Stored data entries:
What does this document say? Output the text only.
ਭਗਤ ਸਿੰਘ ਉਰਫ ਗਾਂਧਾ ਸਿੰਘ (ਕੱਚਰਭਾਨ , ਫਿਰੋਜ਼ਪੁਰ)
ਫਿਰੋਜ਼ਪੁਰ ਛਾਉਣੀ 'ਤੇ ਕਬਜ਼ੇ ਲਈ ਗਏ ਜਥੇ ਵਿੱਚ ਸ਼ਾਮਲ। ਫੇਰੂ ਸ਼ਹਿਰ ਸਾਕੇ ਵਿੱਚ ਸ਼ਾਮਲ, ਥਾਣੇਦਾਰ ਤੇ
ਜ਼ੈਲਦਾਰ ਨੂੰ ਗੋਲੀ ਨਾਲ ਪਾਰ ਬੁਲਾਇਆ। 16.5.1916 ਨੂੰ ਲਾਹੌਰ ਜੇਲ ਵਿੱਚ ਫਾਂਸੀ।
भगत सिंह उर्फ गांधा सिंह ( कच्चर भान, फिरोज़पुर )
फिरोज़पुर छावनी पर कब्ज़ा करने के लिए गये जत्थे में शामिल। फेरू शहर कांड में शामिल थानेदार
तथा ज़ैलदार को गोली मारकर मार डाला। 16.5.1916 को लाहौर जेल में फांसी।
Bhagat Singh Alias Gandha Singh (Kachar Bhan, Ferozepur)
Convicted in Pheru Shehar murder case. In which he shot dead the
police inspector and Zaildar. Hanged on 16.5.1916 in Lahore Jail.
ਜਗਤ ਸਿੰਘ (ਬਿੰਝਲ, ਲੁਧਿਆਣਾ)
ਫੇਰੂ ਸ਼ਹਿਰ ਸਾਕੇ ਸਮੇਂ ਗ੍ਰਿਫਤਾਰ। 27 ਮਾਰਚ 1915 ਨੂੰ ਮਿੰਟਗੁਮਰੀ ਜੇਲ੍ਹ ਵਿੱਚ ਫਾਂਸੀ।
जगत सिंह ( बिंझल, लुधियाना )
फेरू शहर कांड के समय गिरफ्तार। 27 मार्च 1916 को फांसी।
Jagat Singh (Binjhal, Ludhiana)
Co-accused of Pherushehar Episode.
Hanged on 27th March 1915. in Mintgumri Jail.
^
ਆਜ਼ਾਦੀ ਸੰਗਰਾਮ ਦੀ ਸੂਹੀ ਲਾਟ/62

Given task: Set every line of the listing down word for word.

Result of the exercise:
What does this document say? Output the text only.
ਭਗਤ ਸਿੰਘ ਉਰਫ ਗਾਂਧਾ ਸਿੰਘ (ਕੱਚਰਭਾਨ , ਫਿਰੋਜ਼ਪੁਰ)
ਫਿਰੋਜ਼ਪੁਰ ਛਾਉਣੀ 'ਤੇ ਕਬਜ਼ੇ ਲਈ ਗਏ ਜਥੇ ਵਿੱਚ ਸ਼ਾਮਲ। ਫੇਰੂ ਸ਼ਹਿਰ ਸਾਕੇ ਵਿੱਚ ਸ਼ਾਮਲ, ਥਾਣੇਦਾਰ ਤੇ
ਜ਼ੈਲਦਾਰ ਨੂੰ ਗੋਲੀ ਨਾਲ ਪਾਰ ਬੁਲਾਇਆ। 16.5.1916 ਨੂੰ ਲਾਹੌਰ ਜੇਲ ਵਿੱਚ ਫਾਂਸੀ।
भगत सिंह उर्फ गांधा सिंह ( कच्चर भान, फिरोज़पुर )
फिरोज़पुर छावनी पर कब्ज़ा करने के लिए गये जत्थे में शामिल। फेरू शहर कांड में शामिल थानेदार
तथा ज़ैलदार को गोली मारकर मार डाला। 16.5.1916 को लाहौर जेल में फांसी।
Bhagat Singh Alias Gandha Singh (Kachar Bhan, Ferozepur)
Convicted in Pheru Shehar murder case. In which he shot dead the
police inspector and Zaildar. Hanged on 16.5.1916 in Lahore Jail.
ਜਗਤ ਸਿੰਘ (ਬਿੰਝਲ, ਲੁਧਿਆਣਾ)
ਫੇਰੂ ਸ਼ਹਿਰ ਸਾਕੇ ਸਮੇਂ ਗ੍ਰਿਫਤਾਰ। 27 ਮਾਰਚ 1915 ਨੂੰ ਮਿੰਟਗੁਮਰੀ ਜੇਲ੍ਹ ਵਿੱਚ ਫਾਂਸੀ।
जगत सिंह ( बिंझल, लुधियाना )
फेरू शहर कांड के समय गिरफ्तार। 27 मार्च 1916 को फांसी।
Jagat Singh (Binjhal, Ludhiana)
Co-accused of Pherushehar Episode.
Hanged on 27th March 1915. in Mintgumri Jail.
^
ਆਜ਼ਾਦੀ ਸੰਗਰਾਮ ਦੀ ਸੂਹੀ ਲਾਟ/62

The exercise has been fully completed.